DO THIS >> Find each line with the string "được" and copy it.

[Dataset items]
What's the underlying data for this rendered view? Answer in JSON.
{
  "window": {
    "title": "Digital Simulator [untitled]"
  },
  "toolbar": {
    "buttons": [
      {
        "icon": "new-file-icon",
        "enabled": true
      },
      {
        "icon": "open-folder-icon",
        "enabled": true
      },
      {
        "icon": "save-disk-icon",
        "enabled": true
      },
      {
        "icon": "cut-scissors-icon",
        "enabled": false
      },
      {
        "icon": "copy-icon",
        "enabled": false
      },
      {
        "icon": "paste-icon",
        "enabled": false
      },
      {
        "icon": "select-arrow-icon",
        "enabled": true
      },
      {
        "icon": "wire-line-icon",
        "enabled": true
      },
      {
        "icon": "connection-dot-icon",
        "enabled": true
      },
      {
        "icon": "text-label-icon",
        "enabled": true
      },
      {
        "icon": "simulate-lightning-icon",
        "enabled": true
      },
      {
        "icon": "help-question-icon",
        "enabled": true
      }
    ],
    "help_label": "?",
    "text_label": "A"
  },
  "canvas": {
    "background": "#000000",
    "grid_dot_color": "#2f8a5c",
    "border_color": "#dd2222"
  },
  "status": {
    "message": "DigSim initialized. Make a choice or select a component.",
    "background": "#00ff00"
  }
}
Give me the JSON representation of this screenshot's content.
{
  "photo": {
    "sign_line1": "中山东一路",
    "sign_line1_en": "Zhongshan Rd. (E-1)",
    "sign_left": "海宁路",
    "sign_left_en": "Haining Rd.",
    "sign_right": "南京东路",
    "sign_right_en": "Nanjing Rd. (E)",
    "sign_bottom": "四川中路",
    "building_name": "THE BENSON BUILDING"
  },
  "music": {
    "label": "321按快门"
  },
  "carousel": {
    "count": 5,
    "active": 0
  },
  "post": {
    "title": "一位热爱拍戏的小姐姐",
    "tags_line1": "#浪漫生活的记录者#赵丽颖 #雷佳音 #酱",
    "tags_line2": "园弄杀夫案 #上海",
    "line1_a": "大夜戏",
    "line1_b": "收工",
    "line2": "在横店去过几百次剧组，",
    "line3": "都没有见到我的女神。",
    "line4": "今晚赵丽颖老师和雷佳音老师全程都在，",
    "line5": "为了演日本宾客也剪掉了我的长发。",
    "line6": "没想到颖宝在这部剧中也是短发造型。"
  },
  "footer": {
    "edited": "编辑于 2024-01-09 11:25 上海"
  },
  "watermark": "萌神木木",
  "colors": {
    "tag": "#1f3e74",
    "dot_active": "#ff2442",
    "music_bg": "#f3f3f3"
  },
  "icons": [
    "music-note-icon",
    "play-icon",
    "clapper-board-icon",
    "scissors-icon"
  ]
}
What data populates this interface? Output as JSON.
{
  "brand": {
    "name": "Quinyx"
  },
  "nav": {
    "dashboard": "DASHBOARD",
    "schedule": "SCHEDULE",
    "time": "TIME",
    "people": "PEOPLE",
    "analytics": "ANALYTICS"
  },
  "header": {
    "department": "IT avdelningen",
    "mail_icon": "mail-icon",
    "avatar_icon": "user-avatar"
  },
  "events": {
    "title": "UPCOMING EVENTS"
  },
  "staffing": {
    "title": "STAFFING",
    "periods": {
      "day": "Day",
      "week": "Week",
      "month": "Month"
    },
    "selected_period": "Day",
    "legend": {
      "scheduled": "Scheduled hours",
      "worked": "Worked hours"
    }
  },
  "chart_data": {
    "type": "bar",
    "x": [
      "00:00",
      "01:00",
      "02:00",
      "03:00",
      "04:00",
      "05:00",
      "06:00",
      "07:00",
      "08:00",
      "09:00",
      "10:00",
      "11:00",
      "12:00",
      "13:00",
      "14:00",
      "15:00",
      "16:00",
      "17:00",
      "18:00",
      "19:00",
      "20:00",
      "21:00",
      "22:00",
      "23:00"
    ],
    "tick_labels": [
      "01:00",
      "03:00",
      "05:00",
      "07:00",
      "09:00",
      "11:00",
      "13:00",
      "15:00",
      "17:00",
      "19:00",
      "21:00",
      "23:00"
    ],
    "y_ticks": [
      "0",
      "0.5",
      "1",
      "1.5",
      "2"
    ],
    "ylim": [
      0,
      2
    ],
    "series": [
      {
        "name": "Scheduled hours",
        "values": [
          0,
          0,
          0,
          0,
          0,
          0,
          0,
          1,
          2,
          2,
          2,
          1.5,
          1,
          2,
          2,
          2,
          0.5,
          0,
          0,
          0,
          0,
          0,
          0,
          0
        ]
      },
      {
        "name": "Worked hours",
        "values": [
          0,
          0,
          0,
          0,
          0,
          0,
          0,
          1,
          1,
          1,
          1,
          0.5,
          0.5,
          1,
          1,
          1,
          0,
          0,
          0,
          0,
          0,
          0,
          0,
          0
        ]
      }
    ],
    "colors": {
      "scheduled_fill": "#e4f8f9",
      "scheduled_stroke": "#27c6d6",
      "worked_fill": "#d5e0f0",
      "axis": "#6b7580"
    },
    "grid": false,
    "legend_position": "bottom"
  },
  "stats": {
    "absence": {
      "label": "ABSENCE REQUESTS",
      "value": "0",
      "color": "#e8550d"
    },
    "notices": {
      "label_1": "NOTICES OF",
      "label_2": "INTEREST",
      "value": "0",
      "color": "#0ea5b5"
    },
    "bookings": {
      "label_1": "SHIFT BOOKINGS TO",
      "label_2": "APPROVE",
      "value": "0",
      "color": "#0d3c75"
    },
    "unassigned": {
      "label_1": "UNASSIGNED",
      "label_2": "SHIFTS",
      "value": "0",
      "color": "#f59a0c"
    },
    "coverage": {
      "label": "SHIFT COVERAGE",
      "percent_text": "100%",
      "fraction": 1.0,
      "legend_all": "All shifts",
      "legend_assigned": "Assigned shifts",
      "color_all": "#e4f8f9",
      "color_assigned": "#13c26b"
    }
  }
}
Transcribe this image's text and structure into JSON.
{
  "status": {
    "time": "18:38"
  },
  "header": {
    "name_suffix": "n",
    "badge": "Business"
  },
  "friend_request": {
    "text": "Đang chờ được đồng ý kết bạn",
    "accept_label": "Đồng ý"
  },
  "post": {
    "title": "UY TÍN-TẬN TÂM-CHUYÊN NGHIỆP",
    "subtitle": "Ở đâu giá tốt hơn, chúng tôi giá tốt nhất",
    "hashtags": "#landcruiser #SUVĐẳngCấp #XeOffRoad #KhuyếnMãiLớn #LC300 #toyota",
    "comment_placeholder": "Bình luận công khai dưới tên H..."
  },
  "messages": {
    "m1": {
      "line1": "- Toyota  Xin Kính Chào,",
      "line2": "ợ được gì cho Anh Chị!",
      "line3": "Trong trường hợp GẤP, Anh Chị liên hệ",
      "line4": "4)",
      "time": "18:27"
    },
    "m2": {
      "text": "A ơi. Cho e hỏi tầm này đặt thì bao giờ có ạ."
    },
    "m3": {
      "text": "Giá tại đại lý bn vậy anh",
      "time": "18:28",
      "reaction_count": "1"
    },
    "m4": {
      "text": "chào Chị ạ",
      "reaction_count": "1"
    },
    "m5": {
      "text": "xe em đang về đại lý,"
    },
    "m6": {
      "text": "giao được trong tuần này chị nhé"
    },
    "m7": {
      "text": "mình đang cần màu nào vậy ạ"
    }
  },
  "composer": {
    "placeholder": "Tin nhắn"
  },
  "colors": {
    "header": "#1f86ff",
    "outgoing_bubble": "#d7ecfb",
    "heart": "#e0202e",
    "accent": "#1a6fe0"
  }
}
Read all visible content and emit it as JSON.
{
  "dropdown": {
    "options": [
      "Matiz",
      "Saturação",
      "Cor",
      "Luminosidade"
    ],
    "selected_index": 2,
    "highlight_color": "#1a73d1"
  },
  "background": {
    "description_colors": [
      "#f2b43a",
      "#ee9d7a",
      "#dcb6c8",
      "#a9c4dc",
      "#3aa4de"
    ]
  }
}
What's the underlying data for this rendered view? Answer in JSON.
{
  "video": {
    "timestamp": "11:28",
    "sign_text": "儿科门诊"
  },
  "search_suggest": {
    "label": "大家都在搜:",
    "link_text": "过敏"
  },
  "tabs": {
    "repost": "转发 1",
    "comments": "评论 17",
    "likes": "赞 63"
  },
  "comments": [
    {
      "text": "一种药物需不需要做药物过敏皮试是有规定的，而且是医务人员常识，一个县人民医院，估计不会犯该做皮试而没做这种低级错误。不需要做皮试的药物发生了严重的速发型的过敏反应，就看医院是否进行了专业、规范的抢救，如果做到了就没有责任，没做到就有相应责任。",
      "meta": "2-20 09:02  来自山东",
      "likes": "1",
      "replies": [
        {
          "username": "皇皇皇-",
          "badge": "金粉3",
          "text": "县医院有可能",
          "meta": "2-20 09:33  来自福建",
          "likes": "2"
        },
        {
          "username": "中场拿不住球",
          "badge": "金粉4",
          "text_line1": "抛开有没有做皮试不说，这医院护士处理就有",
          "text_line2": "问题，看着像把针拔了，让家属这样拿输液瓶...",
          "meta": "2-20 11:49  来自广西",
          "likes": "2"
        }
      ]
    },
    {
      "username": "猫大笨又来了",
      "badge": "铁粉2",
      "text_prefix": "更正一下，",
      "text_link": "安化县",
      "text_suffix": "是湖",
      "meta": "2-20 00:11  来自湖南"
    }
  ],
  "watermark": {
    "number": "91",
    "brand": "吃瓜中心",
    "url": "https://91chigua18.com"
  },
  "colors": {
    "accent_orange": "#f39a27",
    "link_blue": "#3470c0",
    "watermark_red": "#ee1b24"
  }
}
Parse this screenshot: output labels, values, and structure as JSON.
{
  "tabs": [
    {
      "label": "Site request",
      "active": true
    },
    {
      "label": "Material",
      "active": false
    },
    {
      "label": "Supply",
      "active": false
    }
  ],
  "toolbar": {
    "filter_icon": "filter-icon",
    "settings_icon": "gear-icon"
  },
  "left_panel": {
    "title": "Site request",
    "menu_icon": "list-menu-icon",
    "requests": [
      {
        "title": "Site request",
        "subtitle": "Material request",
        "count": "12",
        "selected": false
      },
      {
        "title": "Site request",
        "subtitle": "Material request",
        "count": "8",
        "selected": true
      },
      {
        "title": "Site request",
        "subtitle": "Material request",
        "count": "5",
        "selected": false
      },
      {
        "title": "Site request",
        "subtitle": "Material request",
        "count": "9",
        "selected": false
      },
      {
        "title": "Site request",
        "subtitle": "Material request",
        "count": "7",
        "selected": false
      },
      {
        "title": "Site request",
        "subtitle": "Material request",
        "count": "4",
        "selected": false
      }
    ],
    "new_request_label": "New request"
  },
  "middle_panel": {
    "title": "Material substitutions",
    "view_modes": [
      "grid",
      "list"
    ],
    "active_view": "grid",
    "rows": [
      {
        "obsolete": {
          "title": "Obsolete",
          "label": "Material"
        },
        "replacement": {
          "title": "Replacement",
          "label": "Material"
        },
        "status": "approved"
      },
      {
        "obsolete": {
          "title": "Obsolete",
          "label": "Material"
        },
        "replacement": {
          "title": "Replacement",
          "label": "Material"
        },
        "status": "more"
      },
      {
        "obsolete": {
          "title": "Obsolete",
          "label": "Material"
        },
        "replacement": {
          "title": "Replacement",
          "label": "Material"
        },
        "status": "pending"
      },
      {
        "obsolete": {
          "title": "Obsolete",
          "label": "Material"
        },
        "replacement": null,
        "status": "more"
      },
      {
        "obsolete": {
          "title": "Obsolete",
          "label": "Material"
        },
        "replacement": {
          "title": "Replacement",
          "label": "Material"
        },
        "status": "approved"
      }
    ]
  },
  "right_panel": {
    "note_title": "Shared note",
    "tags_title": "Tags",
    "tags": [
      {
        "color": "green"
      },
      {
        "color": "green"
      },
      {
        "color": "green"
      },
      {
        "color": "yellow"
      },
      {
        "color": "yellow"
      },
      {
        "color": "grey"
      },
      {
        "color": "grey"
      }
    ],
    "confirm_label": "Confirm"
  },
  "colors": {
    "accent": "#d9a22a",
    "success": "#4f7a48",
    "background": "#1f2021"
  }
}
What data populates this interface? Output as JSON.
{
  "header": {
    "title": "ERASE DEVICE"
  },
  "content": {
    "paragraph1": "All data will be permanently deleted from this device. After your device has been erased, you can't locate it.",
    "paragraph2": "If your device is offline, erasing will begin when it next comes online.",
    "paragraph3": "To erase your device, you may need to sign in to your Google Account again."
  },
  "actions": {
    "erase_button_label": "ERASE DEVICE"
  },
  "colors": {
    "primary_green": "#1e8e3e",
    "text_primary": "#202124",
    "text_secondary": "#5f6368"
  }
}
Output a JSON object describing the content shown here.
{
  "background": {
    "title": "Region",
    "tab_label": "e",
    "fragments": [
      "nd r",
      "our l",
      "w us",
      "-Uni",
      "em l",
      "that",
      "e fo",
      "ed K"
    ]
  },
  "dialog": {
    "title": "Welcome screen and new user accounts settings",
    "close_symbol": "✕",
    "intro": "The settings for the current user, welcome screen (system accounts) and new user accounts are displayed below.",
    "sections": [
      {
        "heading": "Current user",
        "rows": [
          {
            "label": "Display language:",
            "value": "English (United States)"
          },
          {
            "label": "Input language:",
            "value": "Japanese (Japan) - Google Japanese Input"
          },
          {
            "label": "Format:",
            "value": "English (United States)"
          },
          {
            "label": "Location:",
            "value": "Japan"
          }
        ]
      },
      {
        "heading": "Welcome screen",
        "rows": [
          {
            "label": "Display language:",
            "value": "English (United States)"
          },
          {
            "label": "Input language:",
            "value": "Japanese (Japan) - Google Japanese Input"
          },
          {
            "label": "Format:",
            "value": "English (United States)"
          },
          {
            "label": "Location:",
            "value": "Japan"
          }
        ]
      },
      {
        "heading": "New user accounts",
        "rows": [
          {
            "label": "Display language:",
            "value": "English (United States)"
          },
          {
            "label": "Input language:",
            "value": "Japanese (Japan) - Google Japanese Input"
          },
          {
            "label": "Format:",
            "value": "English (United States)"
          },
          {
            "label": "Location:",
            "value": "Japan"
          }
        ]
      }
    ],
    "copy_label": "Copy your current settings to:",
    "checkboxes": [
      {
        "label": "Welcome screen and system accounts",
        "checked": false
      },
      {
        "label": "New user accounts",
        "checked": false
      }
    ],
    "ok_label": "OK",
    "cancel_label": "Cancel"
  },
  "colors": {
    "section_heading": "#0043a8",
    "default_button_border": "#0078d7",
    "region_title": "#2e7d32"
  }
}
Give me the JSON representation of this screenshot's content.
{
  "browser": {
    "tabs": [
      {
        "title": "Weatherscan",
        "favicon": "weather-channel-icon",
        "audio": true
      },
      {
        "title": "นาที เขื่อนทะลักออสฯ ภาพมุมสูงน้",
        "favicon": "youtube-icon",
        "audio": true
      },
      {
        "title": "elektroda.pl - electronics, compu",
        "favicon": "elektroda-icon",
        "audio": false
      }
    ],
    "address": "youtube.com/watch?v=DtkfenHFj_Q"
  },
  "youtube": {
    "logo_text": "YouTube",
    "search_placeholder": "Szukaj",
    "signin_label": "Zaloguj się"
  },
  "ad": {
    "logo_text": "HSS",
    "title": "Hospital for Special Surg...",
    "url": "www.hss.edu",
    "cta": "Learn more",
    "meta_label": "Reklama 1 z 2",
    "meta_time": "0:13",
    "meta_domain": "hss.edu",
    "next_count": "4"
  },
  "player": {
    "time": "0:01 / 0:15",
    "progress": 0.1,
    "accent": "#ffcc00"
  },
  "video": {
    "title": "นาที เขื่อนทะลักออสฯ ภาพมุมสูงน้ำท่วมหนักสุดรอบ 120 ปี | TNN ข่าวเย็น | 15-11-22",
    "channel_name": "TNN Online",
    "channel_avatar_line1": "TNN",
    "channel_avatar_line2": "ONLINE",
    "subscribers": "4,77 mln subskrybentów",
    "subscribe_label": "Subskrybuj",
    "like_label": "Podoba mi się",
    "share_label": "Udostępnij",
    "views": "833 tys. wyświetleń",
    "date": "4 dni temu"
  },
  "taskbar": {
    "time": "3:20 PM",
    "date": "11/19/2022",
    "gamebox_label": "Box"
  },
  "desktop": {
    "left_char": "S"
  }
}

OUTPUT FOR THIS TASK >>
    "text": "Đang chờ được đồng ý kết bạn",
      "line2": "ợ được gì cho Anh Chị!",
      "text": "giao được trong tuần này chị nhé"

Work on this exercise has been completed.